··· PAGE EXCERPT

Last week, in the aftermath of the annual post-signing day movement that sent Wisconsin out to find a secondary coach and Nebraska in search of a defensive line coach, I considered it safe to take stock of the altered Big Ten landscape.

The results were nothing short of seismic, with six of seven programs in both the East Division and the West set to field coaching lineups this spring different than at last glance in the 2015 season.

It wasn’t over, though. Before the ink dried on your screen last week, Purdue assistant Taver Johnson was under consideration to coach the secondary at Texas. The position ultimately went to Clay Jennings from Arkansas.

Jennings, by the way, replaced Johnson two years ago with the Razorbacks. Sound like an odd coincidence? Really, it’s not in this era of coaching transiency.

This week, sure enough, brought another move, with the reported hiring of Michigan secondary coach Greg Jackson by the Dallas Cowboys. The Wolverines, while overcome by Harbaugh-mania and basking in the glow of a top recruiting class, lost their third coach since December.

It’s understandable, of course, because of the money and opportunities available.

D.J. Durkin left Michigan to take over at Maryland. John Baxter returned to his comfort zone at USC, and the Cowboys provide a chance for Jackson to get back to the NFL after his four seasons with Harbaugh in San Francisco.

But is it good for college football? Probably not.

Just look at the three most stable programs in the Big Ten, starting with Northwestern. Coach Pat Fitzgerald hasn’t hired an assistant coach since 2011, unmatched nationally. Four new coaches have worked for Fitzgerald since his 2006 promotion to head coach after the untimely death of Randy Walker.

“It’s critically important,” Fitzgerald said of the Wildcats’ stability. “Critically important. We’re always working our tails off to quality-control everything we do -- and to find a way to do it better the next time, no matter what it is. And we’re all on the same page. I don’t have to spend the time to teach new coaches what it’s like every year to be here.

······
··· EXERCISE MATERIALS

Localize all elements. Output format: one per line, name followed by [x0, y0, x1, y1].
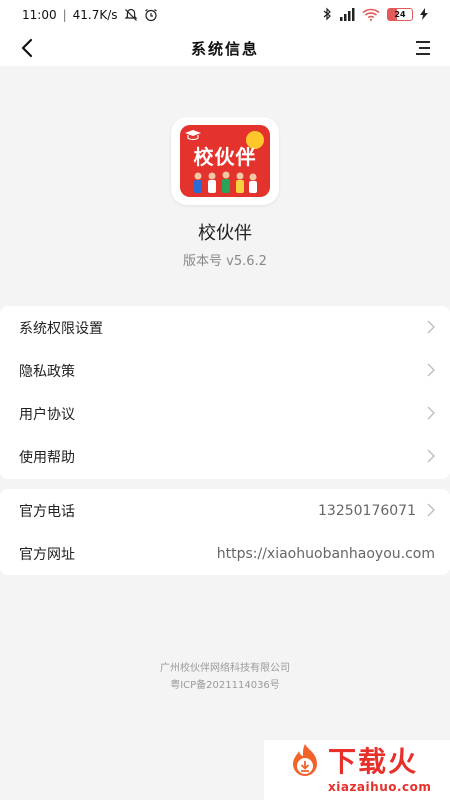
menu-item-privacy-policy[interactable]: 隐私政策 — [0, 349, 450, 392]
menu-item-permissions[interactable]: 系统权限设置 — [0, 306, 450, 349]
page-title: 系统信息 — [190, 40, 259, 58]
students-illustration-icon — [194, 171, 257, 193]
watermark-domain: xiazaihuo.com — [328, 780, 432, 794]
alarm-icon — [144, 9, 157, 22]
app-name: 校伙伴 — [198, 223, 252, 244]
company-name: 广州校伙伴网络科技有限公司 — [160, 663, 290, 674]
menu-button[interactable] — [410, 35, 436, 61]
wifi-icon — [362, 8, 380, 21]
app-logo-image: 校伙伴 — [180, 125, 270, 197]
status-bar: 11:00 | 41.7K/s 24 — [0, 0, 450, 32]
flame-logo-icon — [293, 744, 317, 776]
chevron-right-icon — [427, 363, 435, 377]
app-version: 版本号 v5.6.2 — [183, 254, 267, 269]
menu-item-official-website[interactable]: 官方网址 https://xiaohuobanhaoyou.com — [0, 532, 450, 575]
menu-item-label: 系统权限设置 — [19, 320, 103, 337]
chevron-right-icon — [427, 449, 435, 463]
status-time: 11:00 — [22, 8, 57, 22]
watermark: 下载火 xiazaihuo.com — [264, 740, 450, 800]
app-logo: 校伙伴 — [171, 117, 279, 205]
menu-item-label: 使用帮助 — [19, 449, 75, 466]
menu-item-label: 官方电话 — [19, 503, 75, 520]
menu-item-label: 用户协议 — [19, 406, 75, 423]
menu-item-user-agreement[interactable]: 用户协议 — [0, 392, 450, 435]
graduation-cap-icon — [185, 130, 201, 141]
menu-item-official-phone[interactable]: 官方电话 13250176071 — [0, 489, 450, 532]
bell-off-icon — [124, 8, 137, 21]
footer: 广州校伙伴网络科技有限公司 粤ICP备2021114036号 — [0, 660, 450, 694]
nav-bar: 系统信息 — [0, 32, 450, 66]
menu-item-label: 隐私政策 — [19, 363, 75, 380]
menu-item-label: 官方网址 — [19, 546, 75, 563]
chevron-right-icon — [427, 503, 435, 517]
menu-icon — [416, 41, 430, 55]
status-network-speed: 41.7K/s — [72, 8, 118, 22]
menu-item-help[interactable]: 使用帮助 — [0, 435, 450, 478]
chevron-right-icon — [427, 320, 435, 334]
icp-number: 粤ICP备2021114036号 — [170, 680, 280, 691]
battery-indicator: 24 — [387, 7, 413, 21]
website-url: https://xiaohuobanhaoyou.com — [216, 545, 435, 562]
bluetooth-icon — [323, 7, 331, 21]
charging-icon — [420, 8, 428, 20]
status-separator: | — [62, 8, 67, 22]
chevron-right-icon — [427, 406, 435, 420]
phone-number: 13250176071 — [318, 502, 416, 519]
status-bar-left: 11:00 | 41.7K/s — [22, 8, 158, 22]
contact-info-card: 官方电话 13250176071 官方网址 https://xiaohuoban… — [0, 489, 450, 575]
settings-menu-card: 系统权限设置 隐私政策 用户协议 使用帮助 — [0, 306, 450, 479]
watermark-text: 下载火 — [328, 745, 419, 778]
signal-icon — [340, 7, 355, 21]
status-bar-right: 24 — [323, 7, 428, 21]
app-logo-text: 校伙伴 — [193, 145, 257, 169]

······

• WHAT TO DO:
(A) Can you quote the Big Ten coaching article from "Jennings, by the" to "football? Probably not."?
(B) Would you print the lines in the rows from the line with "menu-item-privacy-policy[interactable]: 隐私政策 —" to the line with "alarm-icon — [144, 9, 157, 22]", including both of those lines?
The article and the rows have nothing to do with each other.

• SOLUTIONS TO THE EXERCISE:
(A)
Jennings, by the way, replaced Johnson two years ago with the Razorbacks. Sound like an odd coincidence? Really, it’s not in this era of coaching transiency.

This week, sure enough, brought another move, with the reported hiring of Michigan secondary coach Greg Jackson by the Dallas Cowboys. The Wolverines, while overcome by Harbaugh-mania and basking in the glow of a top recruiting class, lost their third coach since December.

It’s understandable, of course, because of the money and opportunities available.

D.J. Durkin left Michigan to take over at Maryland. John Baxter returned to his comfort zone at USC, and the Cowboys provide a chance for Jackson to get back to the NFL after his four seasons with Harbaugh in San Francisco.

But is it good for college football? Probably not.

(B)
menu-item-privacy-policy[interactable]: 隐私政策 — [0, 349, 450, 392]
menu-item-permissions[interactable]: 系统权限设置 — [0, 306, 450, 349]
page-title: 系统信息 — [190, 40, 259, 58]
students-illustration-icon — [194, 171, 257, 193]
watermark-domain: xiazaihuo.com — [328, 780, 432, 794]
alarm-icon — [144, 9, 157, 22]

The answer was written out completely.